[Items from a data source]
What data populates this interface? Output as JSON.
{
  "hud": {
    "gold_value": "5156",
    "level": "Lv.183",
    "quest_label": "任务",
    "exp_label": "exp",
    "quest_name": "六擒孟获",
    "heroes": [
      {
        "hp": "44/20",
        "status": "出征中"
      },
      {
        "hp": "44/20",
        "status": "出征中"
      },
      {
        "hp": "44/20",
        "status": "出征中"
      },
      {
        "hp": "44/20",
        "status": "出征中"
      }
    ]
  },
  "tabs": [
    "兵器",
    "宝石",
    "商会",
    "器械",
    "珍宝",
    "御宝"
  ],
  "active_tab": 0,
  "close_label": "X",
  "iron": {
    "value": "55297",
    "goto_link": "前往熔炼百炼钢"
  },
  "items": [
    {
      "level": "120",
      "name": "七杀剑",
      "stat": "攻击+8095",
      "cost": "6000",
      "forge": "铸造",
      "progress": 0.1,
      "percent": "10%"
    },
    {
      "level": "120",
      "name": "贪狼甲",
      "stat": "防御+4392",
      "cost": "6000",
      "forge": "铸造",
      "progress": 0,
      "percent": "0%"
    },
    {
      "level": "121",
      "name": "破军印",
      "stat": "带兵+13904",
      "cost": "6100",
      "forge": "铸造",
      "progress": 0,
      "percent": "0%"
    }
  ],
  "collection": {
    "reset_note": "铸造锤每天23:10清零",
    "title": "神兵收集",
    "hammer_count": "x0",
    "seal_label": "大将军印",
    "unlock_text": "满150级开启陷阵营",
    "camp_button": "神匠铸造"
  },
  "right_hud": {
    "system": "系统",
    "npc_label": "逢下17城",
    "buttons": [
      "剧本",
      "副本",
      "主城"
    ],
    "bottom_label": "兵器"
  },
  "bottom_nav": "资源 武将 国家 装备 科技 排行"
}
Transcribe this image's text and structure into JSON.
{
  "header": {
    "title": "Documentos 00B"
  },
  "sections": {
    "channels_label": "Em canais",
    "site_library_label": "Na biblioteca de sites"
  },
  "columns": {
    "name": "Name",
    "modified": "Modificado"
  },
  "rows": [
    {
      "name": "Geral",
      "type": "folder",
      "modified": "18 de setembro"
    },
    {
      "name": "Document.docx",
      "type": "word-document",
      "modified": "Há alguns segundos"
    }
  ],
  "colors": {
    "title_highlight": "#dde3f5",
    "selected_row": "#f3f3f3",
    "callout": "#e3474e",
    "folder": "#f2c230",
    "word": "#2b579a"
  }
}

### What the task asks
Repeat the listing above without any change.

### Result for this task
What data populates this interface? Output as JSON.
{
  "hud": {
    "gold_value": "5156",
    "level": "Lv.183",
    "quest_label": "任务",
    "exp_label": "exp",
    "quest_name": "六擒孟获",
    "heroes": [
      {
        "hp": "44/20",
        "status": "出征中"
      },
      {
        "hp": "44/20",
        "status": "出征中"
      },
      {
        "hp": "44/20",
        "status": "出征中"
      },
      {
        "hp": "44/20",
        "status": "出征中"
      }
    ]
  },
  "tabs": [
    "兵器",
    "宝石",
    "商会",
    "器械",
    "珍宝",
    "御宝"
  ],
  "active_tab": 0,
  "close_label": "X",
  "iron": {
    "value": "55297",
    "goto_link": "前往熔炼百炼钢"
  },
  "items": [
    {
      "level": "120",
      "name": "七杀剑",
      "stat": "攻击+8095",
      "cost": "6000",
      "forge": "铸造",
      "progress": 0.1,
      "percent": "10%"
    },
    {
      "level": "120",
      "name": "贪狼甲",
      "stat": "防御+4392",
      "cost": "6000",
      "forge": "铸造",
      "progress": 0,
      "percent": "0%"
    },
    {
      "level": "121",
      "name": "破军印",
      "stat": "带兵+13904",
      "cost": "6100",
      "forge": "铸造",
      "progress": 0,
      "percent": "0%"
    }
  ],
  "collection": {
    "reset_note": "铸造锤每天23:10清零",
    "title": "神兵收集",
    "hammer_count": "x0",
    "seal_label": "大将军印",
    "unlock_text": "满150级开启陷阵营",
    "camp_button": "神匠铸造"
  },
  "right_hud": {
    "system": "系统",
    "npc_label": "逢下17城",
    "buttons": [
      "剧本",
      "副本",
      "主城"
    ],
    "bottom_label": "兵器"
  },
  "bottom_nav": "资源 武将 国家 装备 科技 排行"
}
Transcribe this image's text and structure into JSON.
{
  "header": {
    "title": "Documentos 00B"
  },
  "sections": {
    "channels_label": "Em canais",
    "site_library_label": "Na biblioteca de sites"
  },
  "columns": {
    "name": "Name",
    "modified": "Modificado"
  },
  "rows": [
    {
      "name": "Geral",
      "type": "folder",
      "modified": "18 de setembro"
    },
    {
      "name": "Document.docx",
      "type": "word-document",
      "modified": "Há alguns segundos"
    }
  ],
  "colors": {
    "title_highlight": "#dde3f5",
    "selected_row": "#f3f3f3",
    "callout": "#e3474e",
    "folder": "#f2c230",
    "word": "#2b579a"
  }
}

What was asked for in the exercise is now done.